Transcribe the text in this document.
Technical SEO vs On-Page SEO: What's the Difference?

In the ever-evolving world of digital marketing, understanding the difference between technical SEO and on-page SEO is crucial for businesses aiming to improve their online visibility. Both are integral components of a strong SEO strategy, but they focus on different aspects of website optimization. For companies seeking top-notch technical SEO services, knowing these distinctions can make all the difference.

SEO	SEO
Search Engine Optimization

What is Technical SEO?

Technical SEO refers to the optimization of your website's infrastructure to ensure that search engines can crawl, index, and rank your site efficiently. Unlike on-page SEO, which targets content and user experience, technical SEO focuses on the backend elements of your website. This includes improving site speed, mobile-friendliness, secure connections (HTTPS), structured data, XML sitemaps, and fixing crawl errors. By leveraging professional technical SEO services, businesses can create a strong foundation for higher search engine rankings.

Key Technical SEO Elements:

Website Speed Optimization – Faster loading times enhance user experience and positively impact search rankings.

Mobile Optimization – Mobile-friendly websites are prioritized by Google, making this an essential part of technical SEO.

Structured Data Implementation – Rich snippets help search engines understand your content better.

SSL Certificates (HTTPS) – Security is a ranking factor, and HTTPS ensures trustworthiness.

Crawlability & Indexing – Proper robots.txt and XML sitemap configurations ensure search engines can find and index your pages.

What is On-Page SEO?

- - - -

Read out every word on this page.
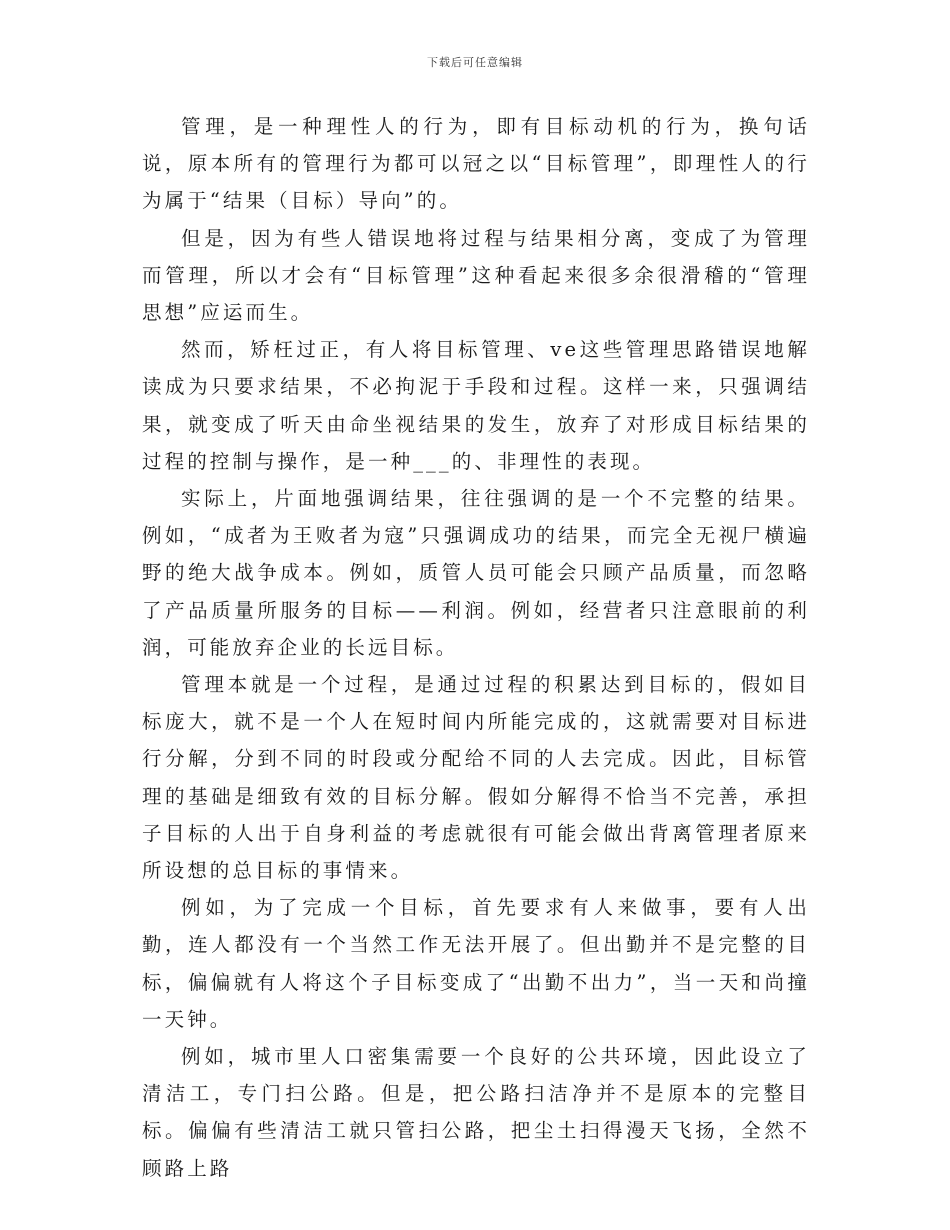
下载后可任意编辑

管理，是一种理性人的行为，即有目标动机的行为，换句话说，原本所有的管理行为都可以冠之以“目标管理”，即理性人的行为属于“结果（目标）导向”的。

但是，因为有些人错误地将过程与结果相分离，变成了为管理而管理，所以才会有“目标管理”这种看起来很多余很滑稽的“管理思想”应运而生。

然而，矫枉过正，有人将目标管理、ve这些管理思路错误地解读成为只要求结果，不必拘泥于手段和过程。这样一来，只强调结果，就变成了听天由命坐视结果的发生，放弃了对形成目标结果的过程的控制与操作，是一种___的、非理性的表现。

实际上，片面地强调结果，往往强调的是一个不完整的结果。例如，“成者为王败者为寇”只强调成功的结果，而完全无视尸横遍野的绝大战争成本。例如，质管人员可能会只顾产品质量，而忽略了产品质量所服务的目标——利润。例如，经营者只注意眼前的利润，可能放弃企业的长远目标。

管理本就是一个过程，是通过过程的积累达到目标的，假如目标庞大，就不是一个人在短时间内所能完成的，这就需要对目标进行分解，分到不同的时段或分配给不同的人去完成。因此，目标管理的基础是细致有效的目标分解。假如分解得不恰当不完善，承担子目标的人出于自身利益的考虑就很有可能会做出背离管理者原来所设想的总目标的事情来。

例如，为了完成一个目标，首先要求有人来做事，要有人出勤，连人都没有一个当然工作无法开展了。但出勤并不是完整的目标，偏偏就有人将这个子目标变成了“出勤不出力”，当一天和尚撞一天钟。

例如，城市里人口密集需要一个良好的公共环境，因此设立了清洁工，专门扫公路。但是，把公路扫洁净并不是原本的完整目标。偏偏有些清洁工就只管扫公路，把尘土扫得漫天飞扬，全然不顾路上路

- - - -

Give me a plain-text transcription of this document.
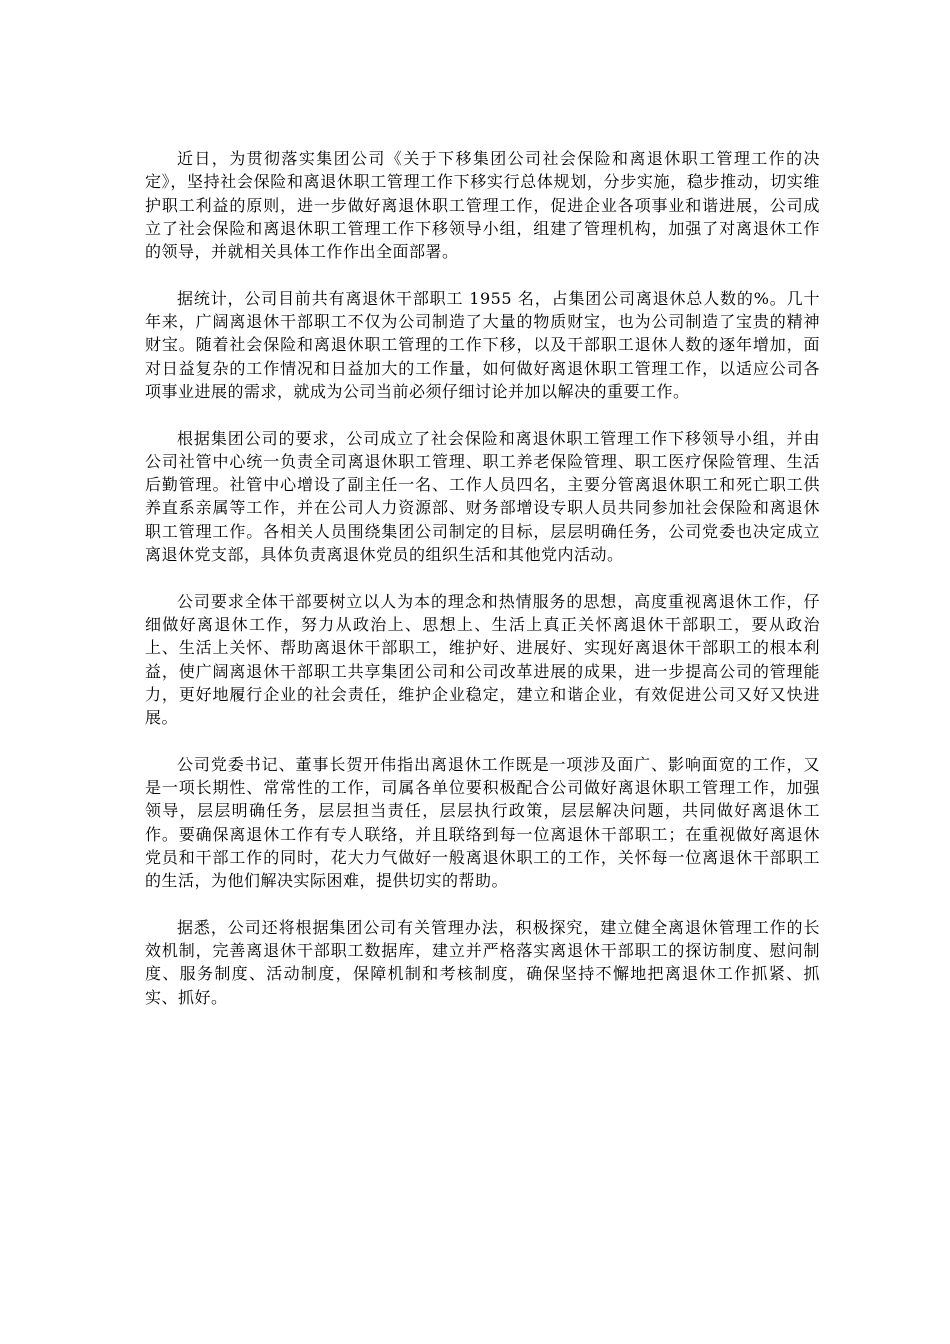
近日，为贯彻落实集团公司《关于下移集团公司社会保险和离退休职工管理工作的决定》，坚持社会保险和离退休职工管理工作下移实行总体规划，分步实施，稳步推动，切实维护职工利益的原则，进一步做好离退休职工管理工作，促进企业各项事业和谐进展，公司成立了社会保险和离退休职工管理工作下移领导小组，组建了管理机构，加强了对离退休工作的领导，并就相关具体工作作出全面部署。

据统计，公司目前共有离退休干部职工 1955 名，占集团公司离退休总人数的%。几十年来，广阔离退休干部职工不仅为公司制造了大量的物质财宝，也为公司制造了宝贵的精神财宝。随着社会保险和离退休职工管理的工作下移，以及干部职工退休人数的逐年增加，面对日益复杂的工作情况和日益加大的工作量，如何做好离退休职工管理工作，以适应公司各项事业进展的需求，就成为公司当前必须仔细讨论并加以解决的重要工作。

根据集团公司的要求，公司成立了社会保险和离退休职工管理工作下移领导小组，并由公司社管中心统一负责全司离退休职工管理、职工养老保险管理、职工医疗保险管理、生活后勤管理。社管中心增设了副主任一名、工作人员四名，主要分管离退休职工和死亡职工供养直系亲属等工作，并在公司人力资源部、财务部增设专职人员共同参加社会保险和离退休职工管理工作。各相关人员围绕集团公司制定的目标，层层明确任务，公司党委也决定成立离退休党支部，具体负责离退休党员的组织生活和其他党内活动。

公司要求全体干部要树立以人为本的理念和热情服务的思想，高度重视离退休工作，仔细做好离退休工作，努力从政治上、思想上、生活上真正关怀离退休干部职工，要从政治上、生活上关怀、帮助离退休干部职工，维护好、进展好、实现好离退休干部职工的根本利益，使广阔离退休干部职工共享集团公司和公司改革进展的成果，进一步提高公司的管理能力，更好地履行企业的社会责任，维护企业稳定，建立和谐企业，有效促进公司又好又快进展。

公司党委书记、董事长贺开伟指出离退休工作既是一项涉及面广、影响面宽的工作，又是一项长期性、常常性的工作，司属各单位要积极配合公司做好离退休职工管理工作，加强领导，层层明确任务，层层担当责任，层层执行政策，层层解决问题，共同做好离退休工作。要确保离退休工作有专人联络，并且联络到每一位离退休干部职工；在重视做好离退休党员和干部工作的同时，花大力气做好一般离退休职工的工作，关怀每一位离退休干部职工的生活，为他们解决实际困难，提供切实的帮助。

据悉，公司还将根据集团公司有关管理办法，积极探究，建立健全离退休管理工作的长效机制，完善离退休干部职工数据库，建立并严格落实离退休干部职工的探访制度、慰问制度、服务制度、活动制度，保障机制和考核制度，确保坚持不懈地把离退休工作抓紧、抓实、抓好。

- - - -

### Work to complete
Report how many lines of the data contain the word "document", using the number alone.

### Full solution
2